## BEGIN DATA

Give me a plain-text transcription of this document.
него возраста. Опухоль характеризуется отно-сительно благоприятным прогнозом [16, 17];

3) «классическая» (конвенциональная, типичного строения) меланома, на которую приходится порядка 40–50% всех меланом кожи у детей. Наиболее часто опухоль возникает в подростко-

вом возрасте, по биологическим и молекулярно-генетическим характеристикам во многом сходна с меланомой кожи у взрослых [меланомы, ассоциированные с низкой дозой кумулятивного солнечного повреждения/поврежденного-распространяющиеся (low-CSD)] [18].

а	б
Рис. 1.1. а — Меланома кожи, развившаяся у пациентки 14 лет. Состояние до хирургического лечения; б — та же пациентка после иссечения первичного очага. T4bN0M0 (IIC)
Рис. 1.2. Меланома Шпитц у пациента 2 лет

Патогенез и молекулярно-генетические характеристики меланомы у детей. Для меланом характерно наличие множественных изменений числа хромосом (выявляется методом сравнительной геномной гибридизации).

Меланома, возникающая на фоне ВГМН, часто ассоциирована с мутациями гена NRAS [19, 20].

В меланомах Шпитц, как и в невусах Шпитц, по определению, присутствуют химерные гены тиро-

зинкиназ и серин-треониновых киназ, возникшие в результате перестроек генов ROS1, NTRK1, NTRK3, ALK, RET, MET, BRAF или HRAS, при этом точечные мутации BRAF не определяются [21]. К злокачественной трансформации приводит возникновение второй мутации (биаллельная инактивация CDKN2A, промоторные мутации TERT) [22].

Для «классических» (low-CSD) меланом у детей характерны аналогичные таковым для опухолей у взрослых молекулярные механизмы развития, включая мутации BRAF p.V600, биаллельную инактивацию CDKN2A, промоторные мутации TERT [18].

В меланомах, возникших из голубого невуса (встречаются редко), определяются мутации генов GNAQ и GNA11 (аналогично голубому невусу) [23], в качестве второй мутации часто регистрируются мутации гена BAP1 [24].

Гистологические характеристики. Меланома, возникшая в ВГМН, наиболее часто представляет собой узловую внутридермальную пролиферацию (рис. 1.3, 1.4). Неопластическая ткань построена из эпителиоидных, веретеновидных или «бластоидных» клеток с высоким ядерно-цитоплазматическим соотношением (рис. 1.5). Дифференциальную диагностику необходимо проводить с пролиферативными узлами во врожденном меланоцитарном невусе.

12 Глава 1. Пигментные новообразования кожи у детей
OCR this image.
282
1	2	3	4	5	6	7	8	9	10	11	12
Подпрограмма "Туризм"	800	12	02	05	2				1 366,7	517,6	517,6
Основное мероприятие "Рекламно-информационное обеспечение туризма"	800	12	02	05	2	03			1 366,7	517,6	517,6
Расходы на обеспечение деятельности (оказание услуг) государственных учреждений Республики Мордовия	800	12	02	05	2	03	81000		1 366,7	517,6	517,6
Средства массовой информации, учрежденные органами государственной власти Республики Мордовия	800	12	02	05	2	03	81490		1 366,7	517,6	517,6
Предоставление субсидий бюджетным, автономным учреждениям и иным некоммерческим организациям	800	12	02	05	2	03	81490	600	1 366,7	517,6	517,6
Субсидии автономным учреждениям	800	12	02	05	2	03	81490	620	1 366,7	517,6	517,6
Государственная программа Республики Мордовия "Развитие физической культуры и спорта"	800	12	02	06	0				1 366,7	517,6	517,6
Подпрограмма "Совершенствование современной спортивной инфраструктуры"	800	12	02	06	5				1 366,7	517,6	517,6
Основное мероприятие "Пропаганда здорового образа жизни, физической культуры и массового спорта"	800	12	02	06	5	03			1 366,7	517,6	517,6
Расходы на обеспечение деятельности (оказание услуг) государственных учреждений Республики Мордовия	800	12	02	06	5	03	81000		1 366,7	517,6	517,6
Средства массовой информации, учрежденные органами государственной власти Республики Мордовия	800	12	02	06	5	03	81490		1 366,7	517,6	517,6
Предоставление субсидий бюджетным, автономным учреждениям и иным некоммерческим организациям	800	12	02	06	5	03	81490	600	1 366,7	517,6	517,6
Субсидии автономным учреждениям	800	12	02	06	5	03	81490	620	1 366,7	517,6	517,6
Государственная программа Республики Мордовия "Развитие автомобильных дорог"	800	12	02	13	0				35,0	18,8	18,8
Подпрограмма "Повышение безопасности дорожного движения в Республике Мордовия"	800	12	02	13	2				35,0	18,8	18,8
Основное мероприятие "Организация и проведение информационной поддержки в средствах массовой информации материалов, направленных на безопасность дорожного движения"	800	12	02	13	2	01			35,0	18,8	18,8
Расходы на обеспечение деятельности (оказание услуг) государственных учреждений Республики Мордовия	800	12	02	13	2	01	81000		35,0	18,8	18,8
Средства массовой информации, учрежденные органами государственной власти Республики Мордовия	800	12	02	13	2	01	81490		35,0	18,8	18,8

## END DATA

■ **SET TASK**
Copy out each line of the listing that holds "физической".

■ **ANSWER**
Государственная программа Республики Мордовия "Развитие физической культуры и спорта"	800	12	02	06	0				1 366,7	517,6	517,6
Основное мероприятие "Пропаганда здорового образа жизни, физической культуры и массового спорта"	800	12	02	06	5	03			1 366,7	517,6	517,6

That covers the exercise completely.